Prompt
Please list all lines of the material below in which the string "These" occurs.

:: Entries ::

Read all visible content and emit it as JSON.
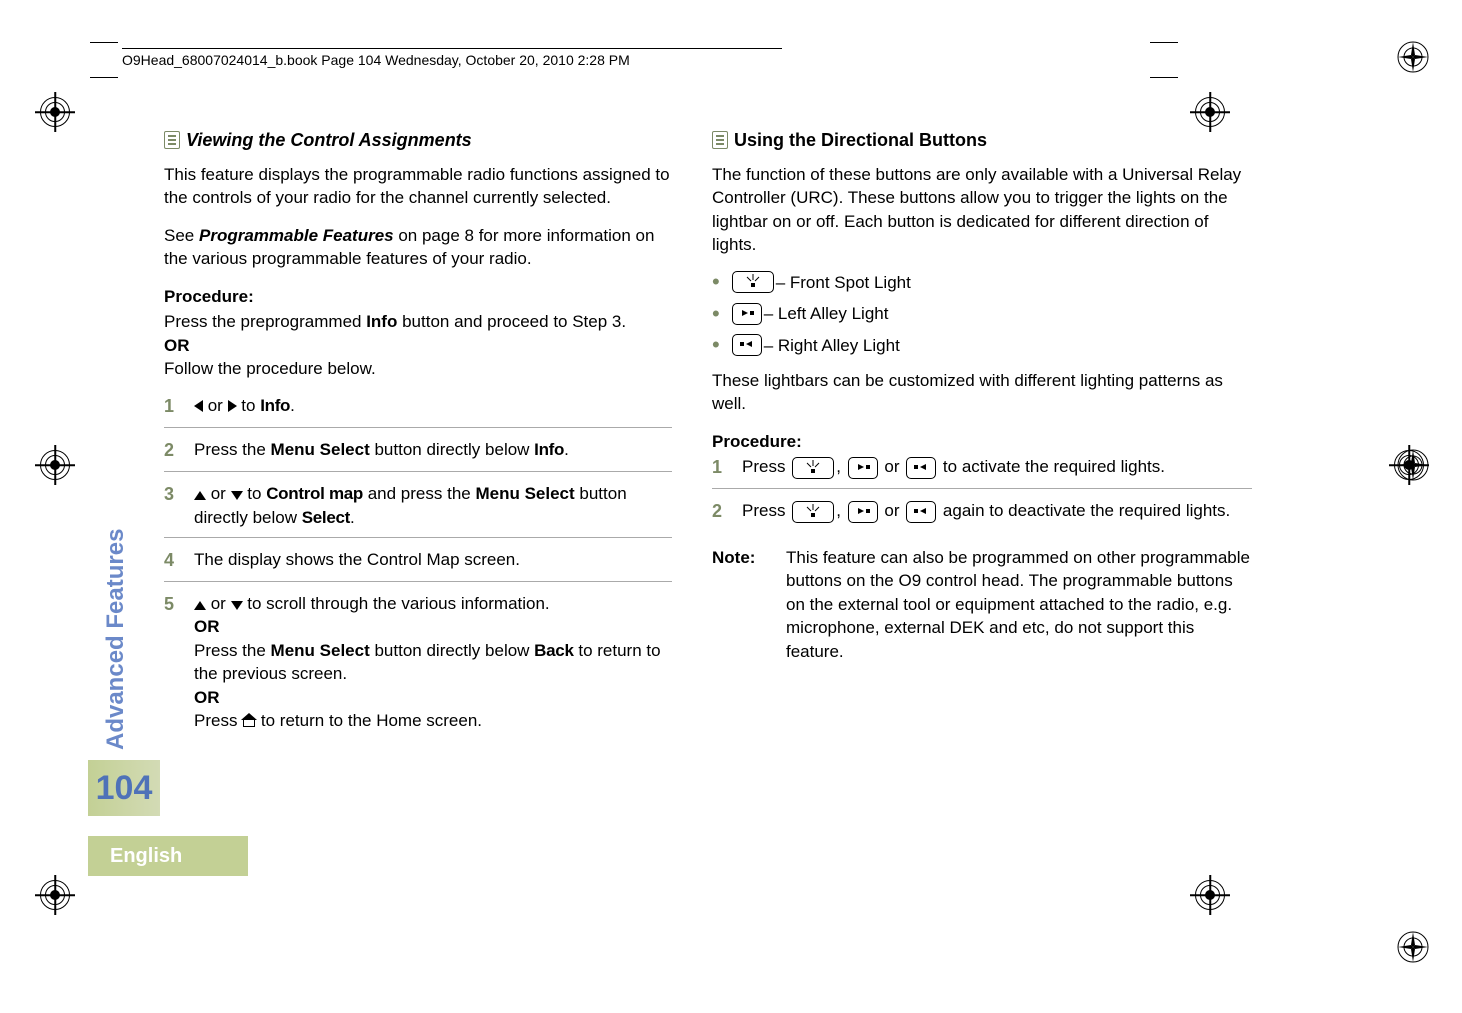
{
  "header_line": "O9Head_68007024014_b.book  Page 104  Wednesday, October 20, 2010  2:28 PM",
  "side_tab": "Advanced Features",
  "page_number": "104",
  "language": "English",
  "left": {
    "heading": "Viewing the Control Assignments",
    "para1": "This feature displays the programmable radio functions assigned to the controls of your radio for the channel currently selected.",
    "para2a": "See ",
    "para2b": "Programmable Features",
    "para2c": " on page 8 for more information on the various programmable features of your radio.",
    "proc": "Procedure:",
    "pretext1": "Press the preprogrammed ",
    "pretext1b": "Info",
    "pretext1c": " button and proceed to Step 3.",
    "or": "OR",
    "pretext2": "Follow the procedure below.",
    "steps": {
      "s1_a": " or ",
      "s1_b": " to ",
      "s1_menu": "Info",
      "s1_c": ".",
      "s2_a": "Press the ",
      "s2_b": "Menu Select",
      "s2_c": " button directly below ",
      "s2_menu": "Info",
      "s2_d": ".",
      "s3_a": " or ",
      "s3_b": " to ",
      "s3_menu": "Control map",
      "s3_c": " and press the ",
      "s3_d": "Menu Select",
      "s3_e": " button directly below ",
      "s3_menu2": "Select",
      "s3_f": ".",
      "s4": "The display shows the Control Map screen.",
      "s5_a": " or ",
      "s5_b": " to scroll through the various information.",
      "s5_or1": "OR",
      "s5_c": "Press the ",
      "s5_d": "Menu Select",
      "s5_e": " button directly below ",
      "s5_menu": "Back",
      "s5_f": " to return to the previous screen.",
      "s5_or2": "OR",
      "s5_g": "Press ",
      "s5_h": " to return to the Home screen."
    },
    "nums": [
      "1",
      "2",
      "3",
      "4",
      "5"
    ]
  },
  "right": {
    "heading": "Using the Directional Buttons",
    "para1": "The function of these buttons are only available with a Universal Relay Controller (URC). These buttons allow you to trigger the lights on the lightbar on or off. Each button is dedicated for different direction of lights.",
    "bullets": {
      "b1": " – Front Spot Light",
      "b2": " – Left Alley Light",
      "b3": " – Right Alley Light"
    },
    "para2": "These lightbars can be customized with different lighting patterns as well.",
    "proc": "Procedure:",
    "steps": {
      "s1_a": "Press ",
      "s1_b": ", ",
      "s1_c": " or ",
      "s1_d": " to activate the required lights.",
      "s2_a": "Press ",
      "s2_b": ", ",
      "s2_c": " or ",
      "s2_d": " again to deactivate the required lights."
    },
    "nums": [
      "1",
      "2"
    ],
    "note_label": "Note:",
    "note_text": "This feature can also be programmed on other programmable buttons on the O9 control head. The programmable buttons on the external tool or equipment attached to the radio, e.g. microphone, external DEK and etc, do not support this feature."
  }
}
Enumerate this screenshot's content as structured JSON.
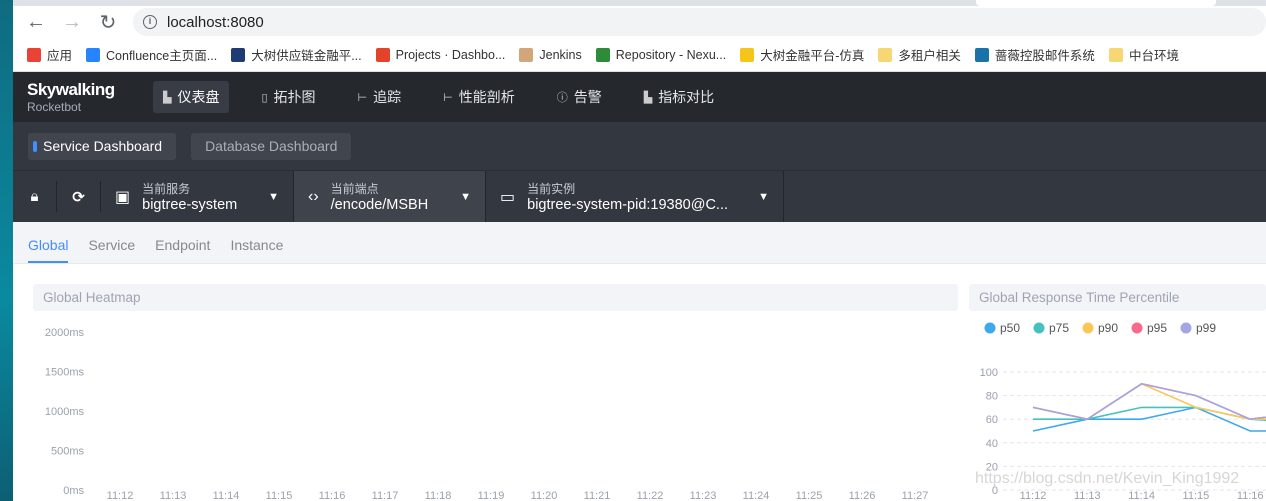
{
  "browser": {
    "url": "localhost:8080",
    "back_icon": "arrow-left",
    "forward_icon": "arrow-right",
    "reload_icon": "reload"
  },
  "bookmarks": [
    {
      "label": "应用",
      "color": "#ea4335"
    },
    {
      "label": "Confluence主页面...",
      "color": "#2684ff"
    },
    {
      "label": "大树供应链金融平...",
      "color": "#1f3b73"
    },
    {
      "label": "Projects · Dashbo...",
      "color": "#e24329"
    },
    {
      "label": "Jenkins",
      "color": "#d2a679"
    },
    {
      "label": "Repository - Nexu...",
      "color": "#2e8b3a"
    },
    {
      "label": "大树金融平台-仿真",
      "color": "#f5c518"
    },
    {
      "label": "多租户相关",
      "color": "#f7d774"
    },
    {
      "label": "蔷薇控股邮件系统",
      "color": "#1a73a8"
    },
    {
      "label": "中台环境",
      "color": "#f7d774"
    }
  ],
  "nav": {
    "logo": "Skywalking",
    "logo_sub": "Rocketbot",
    "items": [
      {
        "label": "仪表盘",
        "active": true
      },
      {
        "label": "拓扑图"
      },
      {
        "label": "追踪"
      },
      {
        "label": "性能剖析"
      },
      {
        "label": "告警"
      },
      {
        "label": "指标对比"
      }
    ]
  },
  "dashboards": [
    {
      "label": "Service Dashboard",
      "active": true
    },
    {
      "label": "Database Dashboard"
    }
  ],
  "selectors": [
    {
      "label": "当前服务",
      "value": "bigtree-system"
    },
    {
      "label": "当前端点",
      "value": "/encode/MSBH"
    },
    {
      "label": "当前实例",
      "value": "bigtree-system-pid:19380@C..."
    }
  ],
  "subtabs": [
    {
      "label": "Global",
      "active": true
    },
    {
      "label": "Service"
    },
    {
      "label": "Endpoint"
    },
    {
      "label": "Instance"
    }
  ],
  "watermark": "https://blog.csdn.net/Kevin_King1992",
  "chart_data": [
    {
      "type": "heatmap",
      "title": "Global Heatmap",
      "y_ticks": [
        "2000ms",
        "1500ms",
        "1000ms",
        "500ms",
        "0ms"
      ],
      "x": [
        "11:12",
        "11:13",
        "11:14",
        "11:15",
        "11:16",
        "11:17",
        "11:18",
        "11:19",
        "11:20",
        "11:21",
        "11:22",
        "11:23",
        "11:24",
        "11:25",
        "11:26",
        "11:27"
      ],
      "values": []
    },
    {
      "type": "line",
      "title": "Global Response Time Percentile",
      "ylim": [
        0,
        100
      ],
      "y_ticks": [
        0,
        20,
        40,
        60,
        80,
        100
      ],
      "grid": true,
      "legend": "top-left",
      "x": [
        "11:12",
        "11:13",
        "11:14",
        "11:15",
        "11:16"
      ],
      "series": [
        {
          "name": "p50",
          "color": "#3fa7ec",
          "values": [
            50,
            60,
            60,
            70,
            50,
            50
          ]
        },
        {
          "name": "p75",
          "color": "#45c2c0",
          "values": [
            60,
            60,
            70,
            70,
            60,
            57
          ]
        },
        {
          "name": "p90",
          "color": "#fcc757",
          "values": [
            70,
            60,
            90,
            70,
            60,
            60
          ]
        },
        {
          "name": "p95",
          "color": "#fa6a86",
          "values": [
            70,
            60,
            90,
            80,
            60,
            66
          ]
        },
        {
          "name": "p99",
          "color": "#a4a6e3",
          "values": [
            70,
            60,
            90,
            80,
            60,
            66
          ]
        }
      ]
    }
  ]
}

:::

Reply
    "para1": "The function of these buttons are only available with a Universal Relay Controller (URC). These buttons allow you to trigger the lights on the lightbar on or off. Each button is dedicated for different direction of lights.",
    "para2": "These lightbars can be customized with different lighting patterns as well.",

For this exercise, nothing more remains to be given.